(RECORDS PROVIDED)
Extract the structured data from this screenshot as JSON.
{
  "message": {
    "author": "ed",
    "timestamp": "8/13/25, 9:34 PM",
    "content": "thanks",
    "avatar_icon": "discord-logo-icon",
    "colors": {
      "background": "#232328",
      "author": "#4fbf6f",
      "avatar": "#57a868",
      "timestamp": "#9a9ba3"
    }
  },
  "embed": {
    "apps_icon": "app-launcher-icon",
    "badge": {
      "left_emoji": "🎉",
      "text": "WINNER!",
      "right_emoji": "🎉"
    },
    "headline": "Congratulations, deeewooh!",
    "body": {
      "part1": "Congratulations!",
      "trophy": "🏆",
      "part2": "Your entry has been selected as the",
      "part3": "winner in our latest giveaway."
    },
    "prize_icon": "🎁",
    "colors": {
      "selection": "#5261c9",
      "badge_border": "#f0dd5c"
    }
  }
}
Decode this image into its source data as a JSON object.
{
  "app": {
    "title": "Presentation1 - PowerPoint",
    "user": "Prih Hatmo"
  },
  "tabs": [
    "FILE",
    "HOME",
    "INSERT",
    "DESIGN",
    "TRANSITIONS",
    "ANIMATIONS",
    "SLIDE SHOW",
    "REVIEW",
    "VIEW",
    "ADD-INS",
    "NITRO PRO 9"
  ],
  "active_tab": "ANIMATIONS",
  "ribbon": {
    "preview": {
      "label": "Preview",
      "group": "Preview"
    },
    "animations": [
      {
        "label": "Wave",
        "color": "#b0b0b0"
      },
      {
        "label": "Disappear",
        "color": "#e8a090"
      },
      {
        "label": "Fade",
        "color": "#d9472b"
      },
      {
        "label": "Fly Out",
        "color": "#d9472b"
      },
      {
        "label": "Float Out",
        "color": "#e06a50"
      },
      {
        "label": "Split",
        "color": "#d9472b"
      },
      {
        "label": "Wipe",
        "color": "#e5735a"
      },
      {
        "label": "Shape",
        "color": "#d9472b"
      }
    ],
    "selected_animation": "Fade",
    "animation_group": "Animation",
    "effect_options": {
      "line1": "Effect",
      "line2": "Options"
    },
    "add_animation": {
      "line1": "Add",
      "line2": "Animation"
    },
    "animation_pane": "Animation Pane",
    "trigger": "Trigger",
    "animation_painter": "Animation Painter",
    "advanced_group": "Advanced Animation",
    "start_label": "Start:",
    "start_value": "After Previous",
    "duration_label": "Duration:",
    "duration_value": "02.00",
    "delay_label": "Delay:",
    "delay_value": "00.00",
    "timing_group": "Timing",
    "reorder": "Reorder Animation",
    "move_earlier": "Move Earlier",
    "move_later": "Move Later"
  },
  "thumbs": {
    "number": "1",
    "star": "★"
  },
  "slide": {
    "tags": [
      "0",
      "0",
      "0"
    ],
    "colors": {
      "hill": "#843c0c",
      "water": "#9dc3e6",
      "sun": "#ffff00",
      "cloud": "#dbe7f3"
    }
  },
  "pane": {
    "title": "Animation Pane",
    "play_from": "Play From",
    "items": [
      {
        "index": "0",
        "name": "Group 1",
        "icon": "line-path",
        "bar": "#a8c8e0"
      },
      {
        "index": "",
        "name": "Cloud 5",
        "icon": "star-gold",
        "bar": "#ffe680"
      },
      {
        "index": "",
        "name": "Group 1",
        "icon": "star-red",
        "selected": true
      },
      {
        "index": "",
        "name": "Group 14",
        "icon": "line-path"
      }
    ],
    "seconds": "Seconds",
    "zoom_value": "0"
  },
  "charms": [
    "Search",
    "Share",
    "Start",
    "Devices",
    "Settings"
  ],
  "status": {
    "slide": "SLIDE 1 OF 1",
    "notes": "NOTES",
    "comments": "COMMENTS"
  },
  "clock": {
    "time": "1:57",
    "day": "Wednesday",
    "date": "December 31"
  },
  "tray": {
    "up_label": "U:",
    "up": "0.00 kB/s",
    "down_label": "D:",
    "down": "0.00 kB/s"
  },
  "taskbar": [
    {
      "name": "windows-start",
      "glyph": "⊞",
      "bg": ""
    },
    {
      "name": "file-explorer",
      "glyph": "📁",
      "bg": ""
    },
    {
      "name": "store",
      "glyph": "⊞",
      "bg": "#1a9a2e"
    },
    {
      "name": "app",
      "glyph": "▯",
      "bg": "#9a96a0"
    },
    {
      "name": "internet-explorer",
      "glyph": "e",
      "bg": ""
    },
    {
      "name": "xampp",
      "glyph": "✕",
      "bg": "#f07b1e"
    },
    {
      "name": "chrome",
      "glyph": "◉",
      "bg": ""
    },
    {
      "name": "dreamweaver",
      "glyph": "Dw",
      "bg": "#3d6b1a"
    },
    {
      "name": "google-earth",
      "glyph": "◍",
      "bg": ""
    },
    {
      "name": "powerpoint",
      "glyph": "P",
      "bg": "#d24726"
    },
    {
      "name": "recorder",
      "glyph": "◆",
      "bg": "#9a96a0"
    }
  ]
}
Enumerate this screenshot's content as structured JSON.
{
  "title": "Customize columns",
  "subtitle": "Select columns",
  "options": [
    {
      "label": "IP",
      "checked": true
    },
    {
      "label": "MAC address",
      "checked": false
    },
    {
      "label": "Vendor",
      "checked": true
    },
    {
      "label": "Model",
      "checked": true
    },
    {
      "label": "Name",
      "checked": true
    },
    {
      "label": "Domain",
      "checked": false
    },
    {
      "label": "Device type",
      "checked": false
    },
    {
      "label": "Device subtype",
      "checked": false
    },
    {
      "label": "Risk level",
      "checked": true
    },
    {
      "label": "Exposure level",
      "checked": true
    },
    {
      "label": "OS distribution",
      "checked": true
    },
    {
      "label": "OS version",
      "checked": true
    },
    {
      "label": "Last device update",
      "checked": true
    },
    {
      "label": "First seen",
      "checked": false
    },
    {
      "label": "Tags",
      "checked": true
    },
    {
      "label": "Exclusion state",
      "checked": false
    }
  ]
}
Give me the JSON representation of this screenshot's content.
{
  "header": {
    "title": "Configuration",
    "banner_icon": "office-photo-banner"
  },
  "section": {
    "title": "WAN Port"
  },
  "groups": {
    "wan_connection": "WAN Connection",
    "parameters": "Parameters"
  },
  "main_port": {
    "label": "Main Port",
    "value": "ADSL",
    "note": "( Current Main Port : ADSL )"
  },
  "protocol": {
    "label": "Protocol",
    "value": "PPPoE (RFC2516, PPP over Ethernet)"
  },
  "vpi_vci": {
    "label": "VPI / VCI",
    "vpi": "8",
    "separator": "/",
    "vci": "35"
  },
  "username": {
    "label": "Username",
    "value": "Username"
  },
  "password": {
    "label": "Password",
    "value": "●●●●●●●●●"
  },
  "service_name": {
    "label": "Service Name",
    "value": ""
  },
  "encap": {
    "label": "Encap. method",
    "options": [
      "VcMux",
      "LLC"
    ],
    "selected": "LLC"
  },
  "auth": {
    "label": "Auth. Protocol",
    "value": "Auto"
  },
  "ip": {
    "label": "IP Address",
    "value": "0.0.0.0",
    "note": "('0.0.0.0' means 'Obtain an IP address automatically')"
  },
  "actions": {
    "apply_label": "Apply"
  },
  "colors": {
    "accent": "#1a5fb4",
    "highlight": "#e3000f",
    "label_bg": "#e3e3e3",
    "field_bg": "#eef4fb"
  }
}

(EXERCISE AIM) The lines above should be duplicated exactly.

(ANSWER)
Extract the structured data from this screenshot as JSON.
{
  "message": {
    "author": "ed",
    "timestamp": "8/13/25, 9:34 PM",
    "content": "thanks",
    "avatar_icon": "discord-logo-icon",
    "colors": {
      "background": "#232328",
      "author": "#4fbf6f",
      "avatar": "#57a868",
      "timestamp": "#9a9ba3"
    }
  },
  "embed": {
    "apps_icon": "app-launcher-icon",
    "badge": {
      "left_emoji": "🎉",
      "text": "WINNER!",
      "right_emoji": "🎉"
    },
    "headline": "Congratulations, deeewooh!",
    "body": {
      "part1": "Congratulations!",
      "trophy": "🏆",
      "part2": "Your entry has been selected as the",
      "part3": "winner in our latest giveaway."
    },
    "prize_icon": "🎁",
    "colors": {
      "selection": "#5261c9",
      "badge_border": "#f0dd5c"
    }
  }
}
Decode this image into its source data as a JSON object.
{
  "app": {
    "title": "Presentation1 - PowerPoint",
    "user": "Prih Hatmo"
  },
  "tabs": [
    "FILE",
    "HOME",
    "INSERT",
    "DESIGN",
    "TRANSITIONS",
    "ANIMATIONS",
    "SLIDE SHOW",
    "REVIEW",
    "VIEW",
    "ADD-INS",
    "NITRO PRO 9"
  ],
  "active_tab": "ANIMATIONS",
  "ribbon": {
    "preview": {
      "label": "Preview",
      "group": "Preview"
    },
    "animations": [
      {
        "label": "Wave",
        "color": "#b0b0b0"
      },
      {
        "label": "Disappear",
        "color": "#e8a090"
      },
      {
        "label": "Fade",
        "color": "#d9472b"
      },
      {
        "label": "Fly Out",
        "color": "#d9472b"
      },
      {
        "label": "Float Out",
        "color": "#e06a50"
      },
      {
        "label": "Split",
        "color": "#d9472b"
      },
      {
        "label": "Wipe",
        "color": "#e5735a"
      },
      {
        "label": "Shape",
        "color": "#d9472b"
      }
    ],
    "selected_animation": "Fade",
    "animation_group": "Animation",
    "effect_options": {
      "line1": "Effect",
      "line2": "Options"
    },
    "add_animation": {
      "line1": "Add",
      "line2": "Animation"
    },
    "animation_pane": "Animation Pane",
    "trigger": "Trigger",
    "animation_painter": "Animation Painter",
    "advanced_group": "Advanced Animation",
    "start_label": "Start:",
    "start_value": "After Previous",
    "duration_label": "Duration:",
    "duration_value": "02.00",
    "delay_label": "Delay:",
    "delay_value": "00.00",
    "timing_group": "Timing",
    "reorder": "Reorder Animation",
    "move_earlier": "Move Earlier",
    "move_later": "Move Later"
  },
  "thumbs": {
    "number": "1",
    "star": "★"
  },
  "slide": {
    "tags": [
      "0",
      "0",
      "0"
    ],
    "colors": {
      "hill": "#843c0c",
      "water": "#9dc3e6",
      "sun": "#ffff00",
      "cloud": "#dbe7f3"
    }
  },
  "pane": {
    "title": "Animation Pane",
    "play_from": "Play From",
    "items": [
      {
        "index": "0",
        "name": "Group 1",
        "icon": "line-path",
        "bar": "#a8c8e0"
      },
      {
        "index": "",
        "name": "Cloud 5",
        "icon": "star-gold",
        "bar": "#ffe680"
      },
      {
        "index": "",
        "name": "Group 1",
        "icon": "star-red",
        "selected": true
      },
      {
        "index": "",
        "name": "Group 14",
        "icon": "line-path"
      }
    ],
    "seconds": "Seconds",
    "zoom_value": "0"
  },
  "charms": [
    "Search",
    "Share",
    "Start",
    "Devices",
    "Settings"
  ],
  "status": {
    "slide": "SLIDE 1 OF 1",
    "notes": "NOTES",
    "comments": "COMMENTS"
  },
  "clock": {
    "time": "1:57",
    "day": "Wednesday",
    "date": "December 31"
  },
  "tray": {
    "up_label": "U:",
    "up": "0.00 kB/s",
    "down_label": "D:",
    "down": "0.00 kB/s"
  },
  "taskbar": [
    {
      "name": "windows-start",
      "glyph": "⊞",
      "bg": ""
    },
    {
      "name": "file-explorer",
      "glyph": "📁",
      "bg": ""
    },
    {
      "name": "store",
      "glyph": "⊞",
      "bg": "#1a9a2e"
    },
    {
      "name": "app",
      "glyph": "▯",
      "bg": "#9a96a0"
    },
    {
      "name": "internet-explorer",
      "glyph": "e",
      "bg": ""
    },
    {
      "name": "xampp",
      "glyph": "✕",
      "bg": "#f07b1e"
    },
    {
      "name": "chrome",
      "glyph": "◉",
      "bg": ""
    },
    {
      "name": "dreamweaver",
      "glyph": "Dw",
      "bg": "#3d6b1a"
    },
    {
      "name": "google-earth",
      "glyph": "◍",
      "bg": ""
    },
    {
      "name": "powerpoint",
      "glyph": "P",
      "bg": "#d24726"
    },
    {
      "name": "recorder",
      "glyph": "◆",
      "bg": "#9a96a0"
    }
  ]
}
Enumerate this screenshot's content as structured JSON.
{
  "title": "Customize columns",
  "subtitle": "Select columns",
  "options": [
    {
      "label": "IP",
      "checked": true
    },
    {
      "label": "MAC address",
      "checked": false
    },
    {
      "label": "Vendor",
      "checked": true
    },
    {
      "label": "Model",
      "checked": true
    },
    {
      "label": "Name",
      "checked": true
    },
    {
      "label": "Domain",
      "checked": false
    },
    {
      "label": "Device type",
      "checked": false
    },
    {
      "label": "Device subtype",
      "checked": false
    },
    {
      "label": "Risk level",
      "checked": true
    },
    {
      "label": "Exposure level",
      "checked": true
    },
    {
      "label": "OS distribution",
      "checked": true
    },
    {
      "label": "OS version",
      "checked": true
    },
    {
      "label": "Last device update",
      "checked": true
    },
    {
      "label": "First seen",
      "checked": false
    },
    {
      "label": "Tags",
      "checked": true
    },
    {
      "label": "Exclusion state",
      "checked": false
    }
  ]
}
Give me the JSON representation of this screenshot's content.
{
  "header": {
    "title": "Configuration",
    "banner_icon": "office-photo-banner"
  },
  "section": {
    "title": "WAN Port"
  },
  "groups": {
    "wan_connection": "WAN Connection",
    "parameters": "Parameters"
  },
  "main_port": {
    "label": "Main Port",
    "value": "ADSL",
    "note": "( Current Main Port : ADSL )"
  },
  "protocol": {
    "label": "Protocol",
    "value": "PPPoE (RFC2516, PPP over Ethernet)"
  },
  "vpi_vci": {
    "label": "VPI / VCI",
    "vpi": "8",
    "separator": "/",
    "vci": "35"
  },
  "username": {
    "label": "Username",
    "value": "Username"
  },
  "password": {
    "label": "Password",
    "value": "●●●●●●●●●"
  },
  "service_name": {
    "label": "Service Name",
    "value": ""
  },
  "encap": {
    "label": "Encap. method",
    "options": [
      "VcMux",
      "LLC"
    ],
    "selected": "LLC"
  },
  "auth": {
    "label": "Auth. Protocol",
    "value": "Auto"
  },
  "ip": {
    "label": "IP Address",
    "value": "0.0.0.0",
    "note": "('0.0.0.0' means 'Obtain an IP address automatically')"
  },
  "actions": {
    "apply_label": "Apply"
  },
  "colors": {
    "accent": "#1a5fb4",
    "highlight": "#e3000f",
    "label_bg": "#e3e3e3",
    "field_bg": "#eef4fb"
  }
}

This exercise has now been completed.